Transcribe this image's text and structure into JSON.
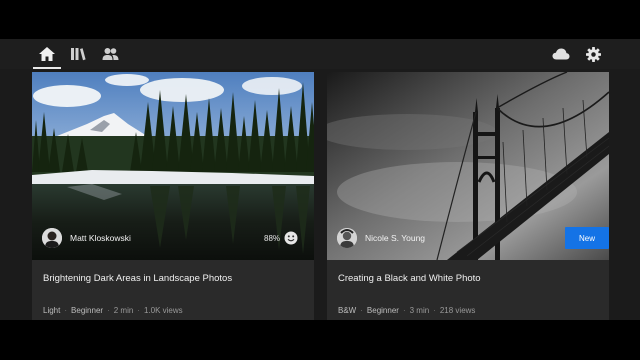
{
  "nav": {
    "items": [
      {
        "name": "home-icon",
        "active": true
      },
      {
        "name": "library-icon",
        "active": false
      },
      {
        "name": "people-icon",
        "active": false
      }
    ],
    "right": [
      "cloud-icon",
      "gear-icon"
    ]
  },
  "cards": [
    {
      "author": "Matt Kloskowski",
      "rating": "88%",
      "title": "Brightening Dark Areas in Landscape Photos",
      "meta": {
        "category": "Light",
        "level": "Beginner",
        "duration": "2 min",
        "views": "1.0K views"
      }
    },
    {
      "author": "Nicole S. Young",
      "badge": "New",
      "title": "Creating a Black and White Photo",
      "meta": {
        "category": "B&W",
        "level": "Beginner",
        "duration": "3 min",
        "views": "218 views"
      }
    }
  ],
  "colors": {
    "accent": "#1473e6",
    "background": "#1b1b1b",
    "card": "#2a2a2a"
  }
}
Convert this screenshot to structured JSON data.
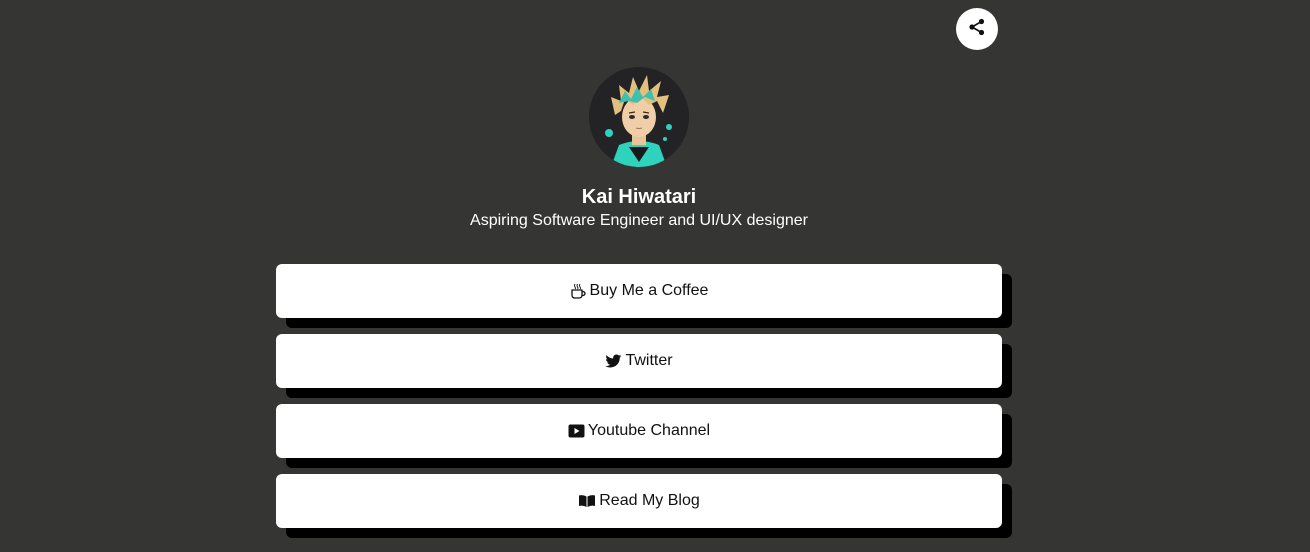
{
  "header": {
    "share_icon": "share-icon"
  },
  "profile": {
    "name": "Kai Hiwatari",
    "bio": "Aspiring Software Engineer and UI/UX designer",
    "avatar": "anime-avatar"
  },
  "links": [
    {
      "label": "Buy Me a Coffee",
      "icon": "coffee-cup-icon"
    },
    {
      "label": "Twitter",
      "icon": "twitter-bird-icon"
    },
    {
      "label": "Youtube Channel",
      "icon": "youtube-icon"
    },
    {
      "label": "Read My Blog",
      "icon": "open-book-icon"
    }
  ],
  "colors": {
    "background": "#353633",
    "button_bg": "#ffffff",
    "button_shadow": "#000000",
    "text_light": "#ffffff",
    "text_dark": "#111111",
    "avatar_accent": "#2fd3bd"
  }
}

Exercise task: In the material above, how many lines hold the word "JSON"? Say only the number.

Exercise output: 2